WRITTEN INSTRUCTION:
Copy every record exactly, and keep the pictures out.

----- DATA FOR THIS TASK -----

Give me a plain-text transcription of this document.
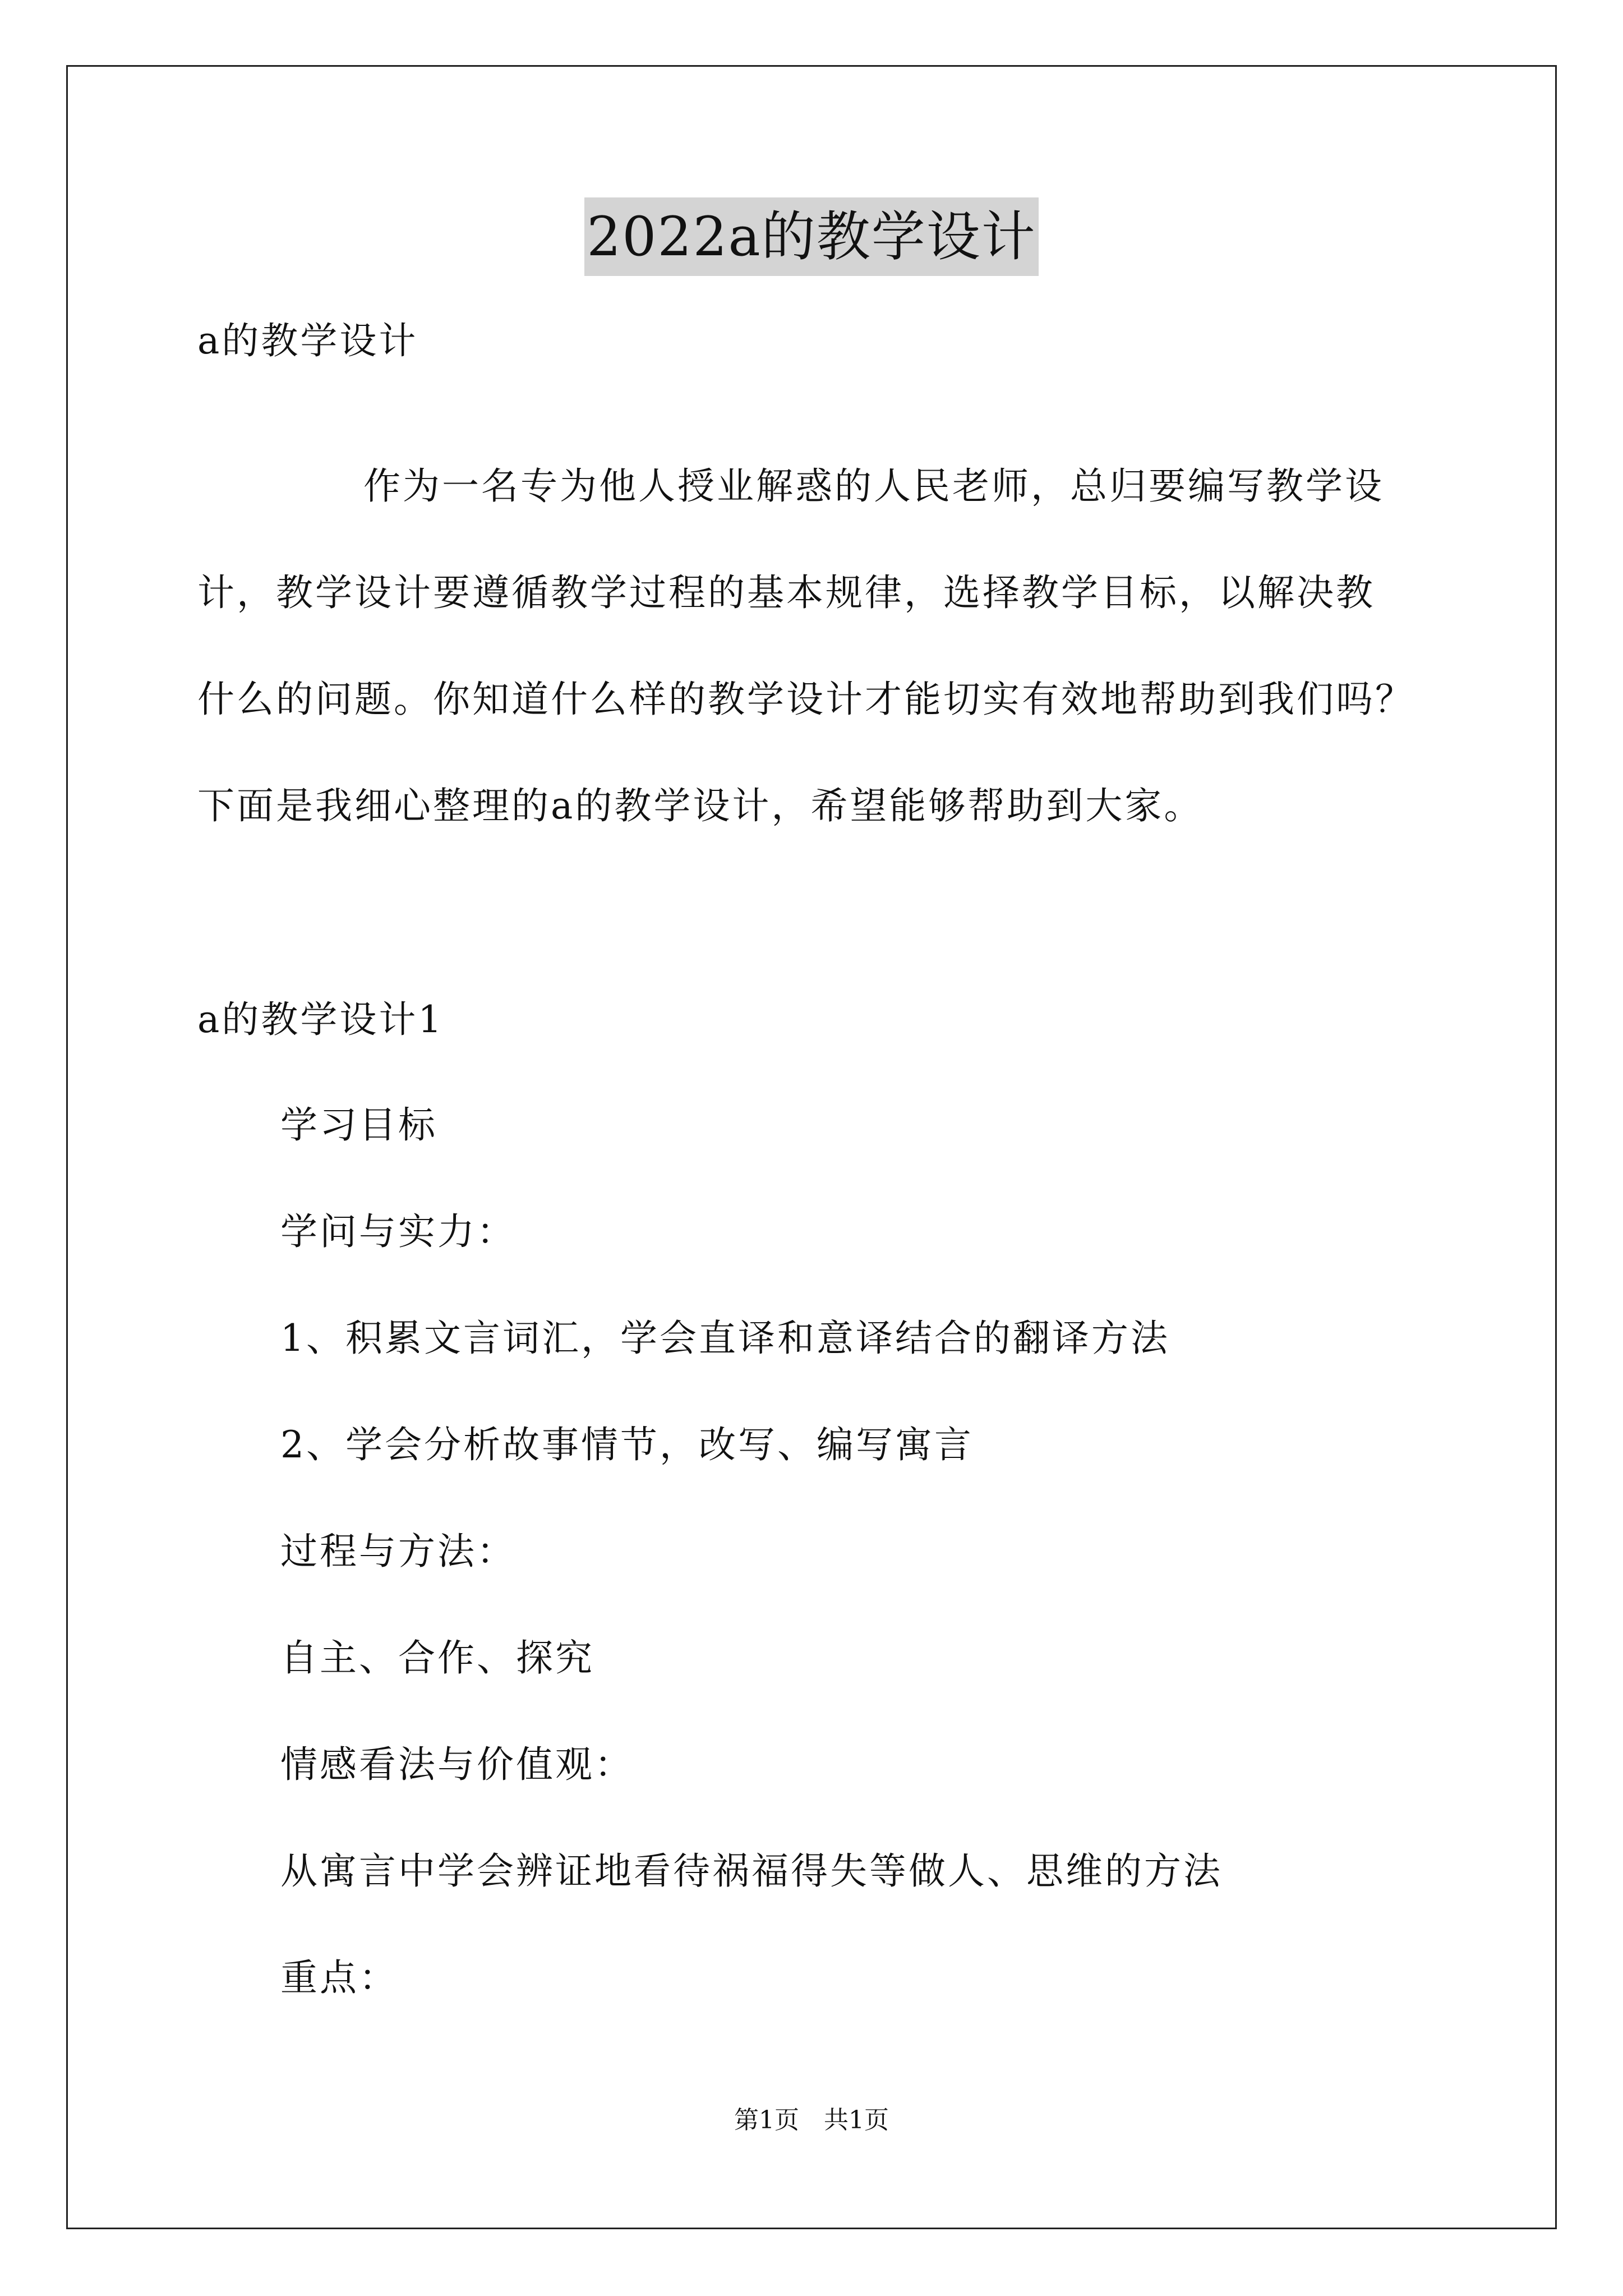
2022a的教学设计
a的教学设计
作为一名专为他人授业解惑的人民老师，总归要编写教学设
计，教学设计要遵循教学过程的基本规律，选择教学目标，以解决教
什么的问题。你知道什么样的教学设计才能切实有效地帮助到我们吗？
下面是我细心整理的a的教学设计，希望能够帮助到大家。
a的教学设计1
学习目标
学问与实力：
1、积累文言词汇，学会直译和意译结合的翻译方法
2、学会分析故事情节，改写、编写寓言
过程与方法：
自主、合作、探究
情感看法与价值观：
从寓言中学会辨证地看待祸福得失等做人、思维的方法
重点：
第1页　共1页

-----

SOLUTION FOR THIS EXERCISE:
Give me a plain-text transcription of this document.
2022a的教学设计
a的教学设计
作为一名专为他人授业解惑的人民老师，总归要编写教学设
计，教学设计要遵循教学过程的基本规律，选择教学目标，以解决教
什么的问题。你知道什么样的教学设计才能切实有效地帮助到我们吗？
下面是我细心整理的a的教学设计，希望能够帮助到大家。
a的教学设计1
学习目标
学问与实力：
1、积累文言词汇，学会直译和意译结合的翻译方法
2、学会分析故事情节，改写、编写寓言
过程与方法：
自主、合作、探究
情感看法与价值观：
从寓言中学会辨证地看待祸福得失等做人、思维的方法
重点：
第1页　共1页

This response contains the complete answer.